-- BEGIN Records to process --

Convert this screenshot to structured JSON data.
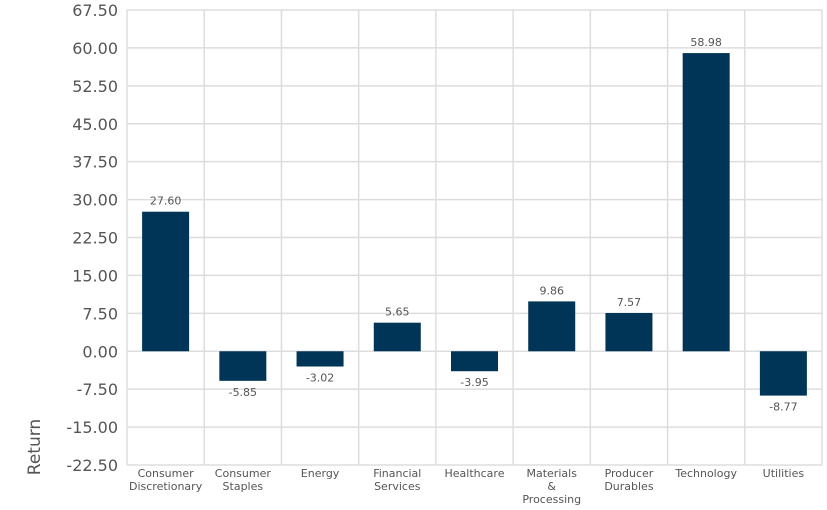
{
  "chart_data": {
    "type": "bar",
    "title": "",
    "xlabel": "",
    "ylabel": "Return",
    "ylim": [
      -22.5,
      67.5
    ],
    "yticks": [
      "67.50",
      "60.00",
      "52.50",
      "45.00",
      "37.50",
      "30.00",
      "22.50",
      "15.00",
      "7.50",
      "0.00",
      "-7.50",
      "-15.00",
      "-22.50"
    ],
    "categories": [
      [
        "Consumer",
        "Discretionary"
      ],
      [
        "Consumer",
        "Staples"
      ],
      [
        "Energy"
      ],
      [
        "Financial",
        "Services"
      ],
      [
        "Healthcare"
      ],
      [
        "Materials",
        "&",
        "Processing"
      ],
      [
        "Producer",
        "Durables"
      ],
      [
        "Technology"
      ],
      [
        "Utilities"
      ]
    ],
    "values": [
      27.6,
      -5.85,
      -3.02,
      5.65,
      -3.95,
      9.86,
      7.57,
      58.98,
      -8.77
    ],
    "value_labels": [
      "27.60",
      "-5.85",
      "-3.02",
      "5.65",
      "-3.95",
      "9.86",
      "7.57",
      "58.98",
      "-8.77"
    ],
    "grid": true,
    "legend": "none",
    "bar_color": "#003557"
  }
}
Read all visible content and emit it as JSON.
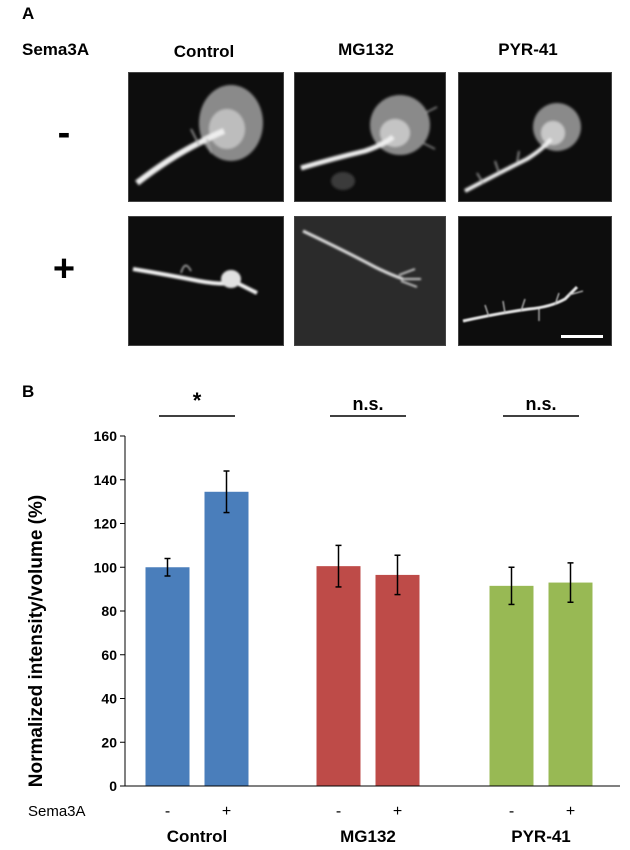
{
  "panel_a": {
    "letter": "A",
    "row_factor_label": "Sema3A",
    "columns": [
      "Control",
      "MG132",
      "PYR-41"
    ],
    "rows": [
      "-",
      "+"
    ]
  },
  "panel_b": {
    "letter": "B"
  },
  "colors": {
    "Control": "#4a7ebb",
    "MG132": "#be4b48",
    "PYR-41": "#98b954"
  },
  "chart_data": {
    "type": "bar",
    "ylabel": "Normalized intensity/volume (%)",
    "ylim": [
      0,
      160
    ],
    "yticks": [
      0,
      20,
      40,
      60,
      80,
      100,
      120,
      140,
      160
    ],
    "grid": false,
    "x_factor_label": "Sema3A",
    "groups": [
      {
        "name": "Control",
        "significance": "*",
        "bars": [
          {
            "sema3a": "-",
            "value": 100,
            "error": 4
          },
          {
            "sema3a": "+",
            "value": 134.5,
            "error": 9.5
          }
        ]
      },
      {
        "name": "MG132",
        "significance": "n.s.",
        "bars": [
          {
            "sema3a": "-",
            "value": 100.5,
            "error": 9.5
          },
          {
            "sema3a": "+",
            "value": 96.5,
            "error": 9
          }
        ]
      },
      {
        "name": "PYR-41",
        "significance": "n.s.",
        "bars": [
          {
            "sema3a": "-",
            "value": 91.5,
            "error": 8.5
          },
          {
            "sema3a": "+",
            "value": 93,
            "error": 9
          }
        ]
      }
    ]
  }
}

-- END Records to process --
-- BEGIN Records to process --

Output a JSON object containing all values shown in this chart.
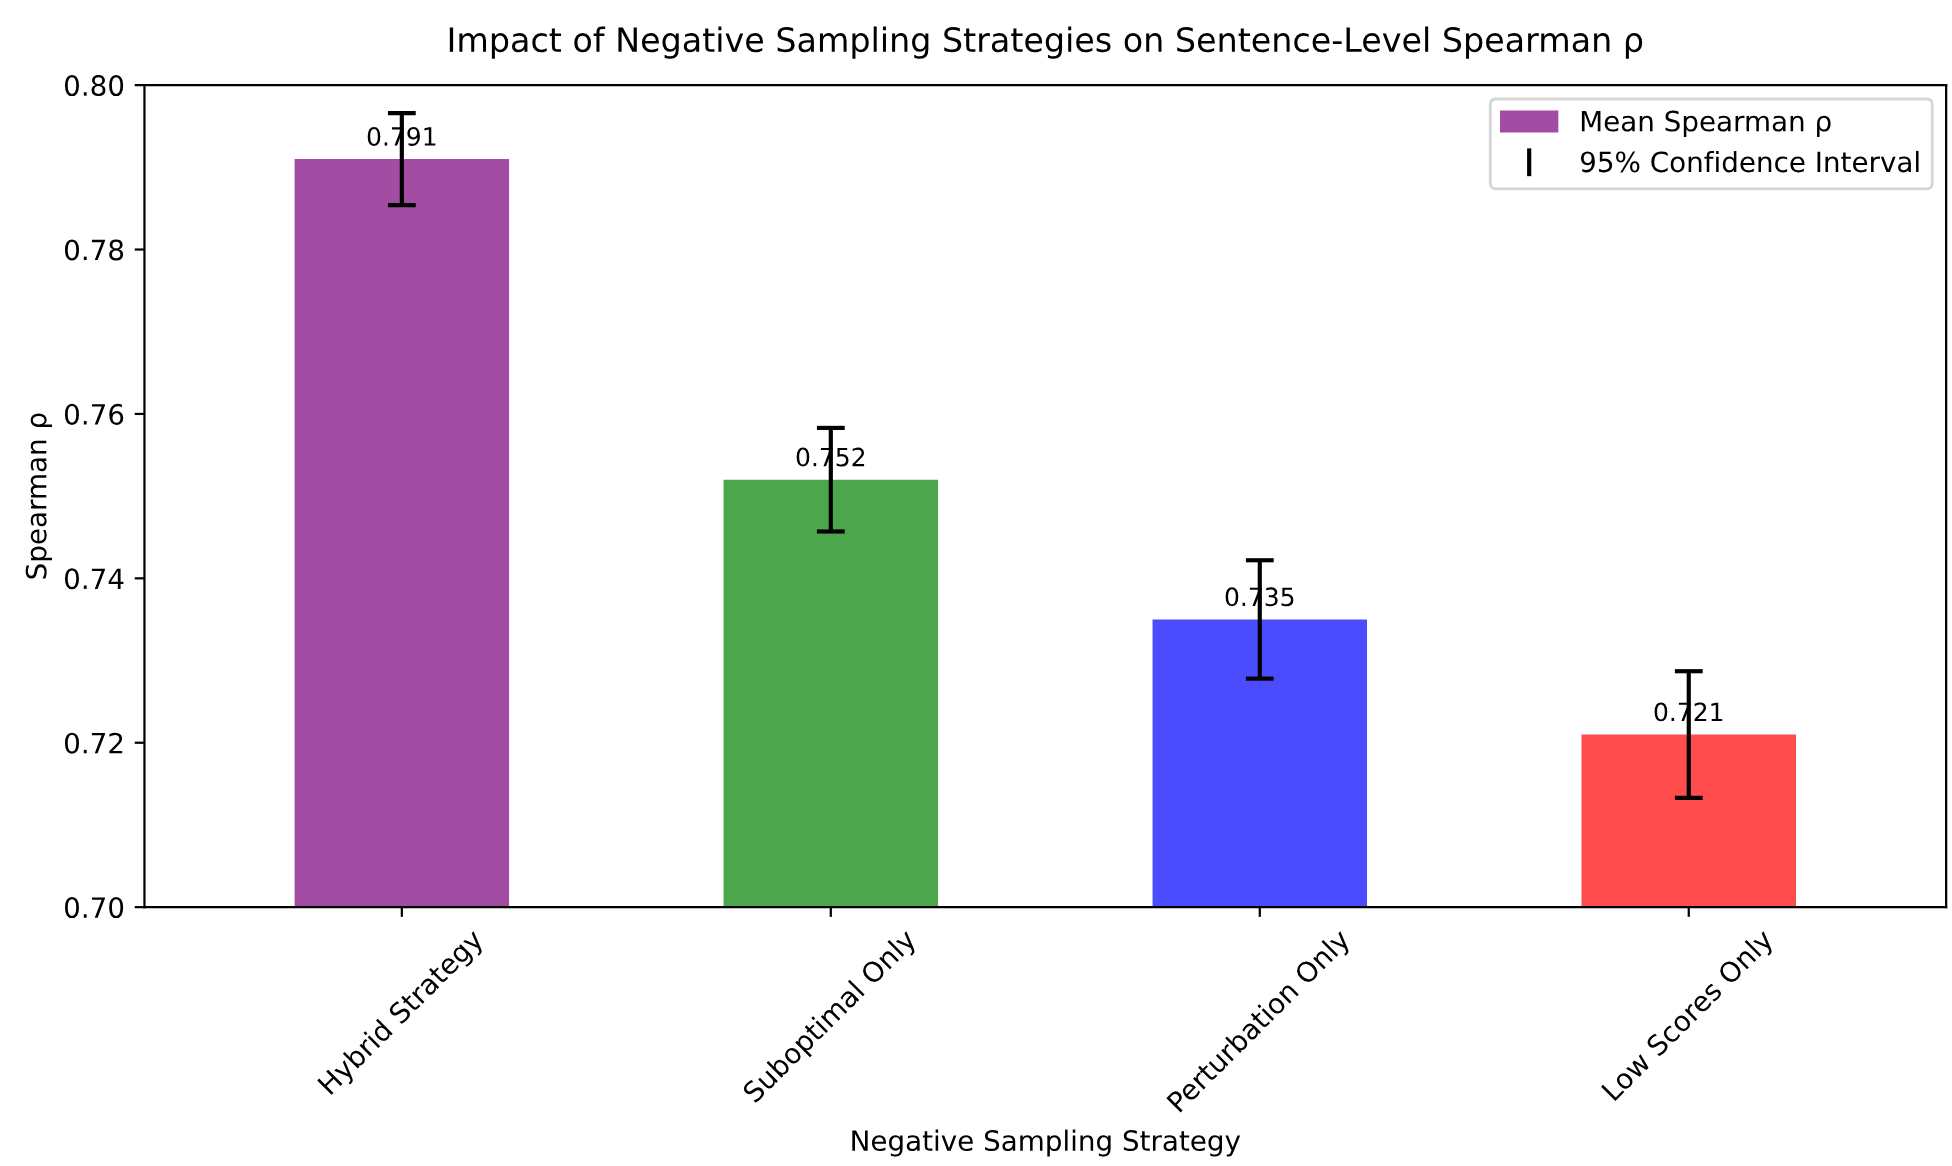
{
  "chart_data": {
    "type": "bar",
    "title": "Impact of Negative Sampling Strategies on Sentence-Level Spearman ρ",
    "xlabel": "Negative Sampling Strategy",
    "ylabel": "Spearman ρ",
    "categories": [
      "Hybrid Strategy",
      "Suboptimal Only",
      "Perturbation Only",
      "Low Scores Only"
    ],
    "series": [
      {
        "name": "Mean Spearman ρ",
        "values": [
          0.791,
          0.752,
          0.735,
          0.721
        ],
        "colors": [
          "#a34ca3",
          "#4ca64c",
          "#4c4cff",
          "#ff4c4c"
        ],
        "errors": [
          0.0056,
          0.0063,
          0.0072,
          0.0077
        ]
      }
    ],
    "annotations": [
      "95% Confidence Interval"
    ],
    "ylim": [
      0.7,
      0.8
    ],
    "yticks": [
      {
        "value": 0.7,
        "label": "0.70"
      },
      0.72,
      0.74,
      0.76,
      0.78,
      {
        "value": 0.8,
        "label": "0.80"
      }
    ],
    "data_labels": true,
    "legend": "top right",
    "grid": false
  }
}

-- END Records to process --

=== What is needed ===
Gather up every line in the data above that contains the word "name", copying each one.

=== Output for this exercise ===
        "name": "Control",
        "name": "MG132",
        "name": "PYR-41",
        "name": "Mean Spearman ρ",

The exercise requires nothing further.